══ ENTRIES SUPPLIED ══

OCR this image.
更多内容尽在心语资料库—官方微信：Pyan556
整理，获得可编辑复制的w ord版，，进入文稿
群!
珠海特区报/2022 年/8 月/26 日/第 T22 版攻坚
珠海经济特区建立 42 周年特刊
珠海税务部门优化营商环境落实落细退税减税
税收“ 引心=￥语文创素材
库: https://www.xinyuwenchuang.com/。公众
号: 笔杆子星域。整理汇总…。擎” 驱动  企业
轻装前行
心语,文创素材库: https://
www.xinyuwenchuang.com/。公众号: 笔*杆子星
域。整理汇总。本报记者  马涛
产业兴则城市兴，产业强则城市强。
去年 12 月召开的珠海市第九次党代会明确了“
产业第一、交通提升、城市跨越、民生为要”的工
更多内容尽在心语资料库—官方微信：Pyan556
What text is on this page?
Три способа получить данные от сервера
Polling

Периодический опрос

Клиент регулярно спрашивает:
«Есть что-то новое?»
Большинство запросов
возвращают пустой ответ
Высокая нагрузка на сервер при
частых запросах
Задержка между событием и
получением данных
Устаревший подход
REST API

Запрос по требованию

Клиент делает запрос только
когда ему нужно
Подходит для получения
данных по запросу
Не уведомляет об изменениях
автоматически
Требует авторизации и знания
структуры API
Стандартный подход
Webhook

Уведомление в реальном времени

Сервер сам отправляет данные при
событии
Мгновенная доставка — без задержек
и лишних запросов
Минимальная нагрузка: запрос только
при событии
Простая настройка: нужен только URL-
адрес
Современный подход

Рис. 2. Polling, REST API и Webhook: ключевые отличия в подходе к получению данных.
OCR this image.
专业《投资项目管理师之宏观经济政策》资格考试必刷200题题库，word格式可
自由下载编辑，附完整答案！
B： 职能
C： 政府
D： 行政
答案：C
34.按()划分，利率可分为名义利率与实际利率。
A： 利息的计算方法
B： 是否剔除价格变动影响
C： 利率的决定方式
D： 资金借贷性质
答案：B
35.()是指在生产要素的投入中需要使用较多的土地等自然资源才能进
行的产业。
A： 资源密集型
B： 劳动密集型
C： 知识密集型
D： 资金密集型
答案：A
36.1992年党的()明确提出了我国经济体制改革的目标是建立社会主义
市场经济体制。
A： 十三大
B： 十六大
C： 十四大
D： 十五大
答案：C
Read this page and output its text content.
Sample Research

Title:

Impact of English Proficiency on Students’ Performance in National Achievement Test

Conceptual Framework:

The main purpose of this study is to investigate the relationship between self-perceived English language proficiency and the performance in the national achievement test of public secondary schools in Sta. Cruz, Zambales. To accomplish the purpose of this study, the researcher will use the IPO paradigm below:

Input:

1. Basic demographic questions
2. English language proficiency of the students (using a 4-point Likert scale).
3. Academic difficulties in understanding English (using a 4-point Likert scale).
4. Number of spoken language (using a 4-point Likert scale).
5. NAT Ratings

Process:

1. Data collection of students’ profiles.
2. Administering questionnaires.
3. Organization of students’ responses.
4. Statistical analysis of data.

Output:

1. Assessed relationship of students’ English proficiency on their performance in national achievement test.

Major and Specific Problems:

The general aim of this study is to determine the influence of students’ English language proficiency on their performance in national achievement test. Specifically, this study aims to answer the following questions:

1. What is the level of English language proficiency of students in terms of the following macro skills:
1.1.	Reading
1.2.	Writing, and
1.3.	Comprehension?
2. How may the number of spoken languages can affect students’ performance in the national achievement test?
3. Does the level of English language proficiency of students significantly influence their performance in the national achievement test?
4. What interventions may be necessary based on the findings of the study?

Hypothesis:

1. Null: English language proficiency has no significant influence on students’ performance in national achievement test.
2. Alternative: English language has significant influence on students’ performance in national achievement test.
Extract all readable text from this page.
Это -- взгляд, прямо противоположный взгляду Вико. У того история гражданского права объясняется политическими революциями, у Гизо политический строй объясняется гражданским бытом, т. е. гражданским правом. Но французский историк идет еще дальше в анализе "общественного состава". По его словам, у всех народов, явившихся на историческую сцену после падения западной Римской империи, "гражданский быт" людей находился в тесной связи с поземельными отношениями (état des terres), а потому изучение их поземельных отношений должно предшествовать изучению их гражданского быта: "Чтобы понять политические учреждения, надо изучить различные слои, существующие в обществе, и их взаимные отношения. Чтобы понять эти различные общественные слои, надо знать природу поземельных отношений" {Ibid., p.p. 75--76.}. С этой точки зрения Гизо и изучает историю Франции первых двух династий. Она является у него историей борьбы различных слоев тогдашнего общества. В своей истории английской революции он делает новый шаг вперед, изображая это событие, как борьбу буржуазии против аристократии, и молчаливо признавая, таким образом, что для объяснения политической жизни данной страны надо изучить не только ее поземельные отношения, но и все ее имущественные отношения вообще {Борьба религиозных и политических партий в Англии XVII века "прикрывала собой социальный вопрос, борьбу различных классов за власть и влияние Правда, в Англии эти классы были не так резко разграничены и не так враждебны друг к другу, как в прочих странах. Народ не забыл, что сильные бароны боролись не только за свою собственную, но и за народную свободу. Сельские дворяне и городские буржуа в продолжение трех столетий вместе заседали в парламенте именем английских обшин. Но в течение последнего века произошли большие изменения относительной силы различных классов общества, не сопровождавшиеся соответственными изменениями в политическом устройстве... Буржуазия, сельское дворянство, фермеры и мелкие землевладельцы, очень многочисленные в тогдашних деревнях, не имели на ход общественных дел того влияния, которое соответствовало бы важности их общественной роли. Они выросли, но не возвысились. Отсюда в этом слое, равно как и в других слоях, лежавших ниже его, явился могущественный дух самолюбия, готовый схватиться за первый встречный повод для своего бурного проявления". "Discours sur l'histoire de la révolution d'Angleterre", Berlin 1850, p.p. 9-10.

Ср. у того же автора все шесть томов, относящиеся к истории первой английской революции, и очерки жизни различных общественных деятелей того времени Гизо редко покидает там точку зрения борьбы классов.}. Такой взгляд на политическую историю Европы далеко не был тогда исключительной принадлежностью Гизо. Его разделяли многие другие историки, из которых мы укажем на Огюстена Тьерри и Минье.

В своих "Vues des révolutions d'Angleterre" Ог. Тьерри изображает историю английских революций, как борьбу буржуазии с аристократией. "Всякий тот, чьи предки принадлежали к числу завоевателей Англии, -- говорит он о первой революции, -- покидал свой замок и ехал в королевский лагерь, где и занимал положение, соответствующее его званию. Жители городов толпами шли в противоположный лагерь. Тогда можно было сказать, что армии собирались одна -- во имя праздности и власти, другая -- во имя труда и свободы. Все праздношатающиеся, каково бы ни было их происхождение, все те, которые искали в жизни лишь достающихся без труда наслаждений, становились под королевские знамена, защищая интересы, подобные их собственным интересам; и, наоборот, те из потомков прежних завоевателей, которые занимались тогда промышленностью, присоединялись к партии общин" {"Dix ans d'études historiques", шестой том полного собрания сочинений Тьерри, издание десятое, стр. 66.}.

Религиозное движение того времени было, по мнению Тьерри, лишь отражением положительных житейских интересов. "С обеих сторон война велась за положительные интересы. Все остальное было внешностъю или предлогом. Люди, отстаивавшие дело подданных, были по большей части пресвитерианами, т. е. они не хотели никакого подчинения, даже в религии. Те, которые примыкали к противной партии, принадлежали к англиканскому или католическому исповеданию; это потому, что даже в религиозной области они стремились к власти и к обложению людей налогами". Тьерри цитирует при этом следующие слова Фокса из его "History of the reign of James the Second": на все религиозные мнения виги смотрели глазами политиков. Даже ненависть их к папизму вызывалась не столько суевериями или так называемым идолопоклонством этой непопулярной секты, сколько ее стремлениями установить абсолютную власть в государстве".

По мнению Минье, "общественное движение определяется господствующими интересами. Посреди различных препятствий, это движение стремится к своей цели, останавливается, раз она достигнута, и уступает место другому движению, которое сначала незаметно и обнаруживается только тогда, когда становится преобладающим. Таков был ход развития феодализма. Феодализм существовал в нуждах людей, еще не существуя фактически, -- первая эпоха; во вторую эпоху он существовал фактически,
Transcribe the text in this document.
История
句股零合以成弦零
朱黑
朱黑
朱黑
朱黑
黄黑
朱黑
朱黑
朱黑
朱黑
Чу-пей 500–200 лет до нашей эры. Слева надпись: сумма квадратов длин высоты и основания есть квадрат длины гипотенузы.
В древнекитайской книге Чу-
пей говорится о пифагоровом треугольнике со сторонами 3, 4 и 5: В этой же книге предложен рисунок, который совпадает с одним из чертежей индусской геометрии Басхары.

═══

SET PROBLEM | In the records above, find each line holding "REST" and copy it.

THE REPLY |
REST API
Рис. 2. Polling, REST API и Webhook: ключевые отличия в подходе к получению данных.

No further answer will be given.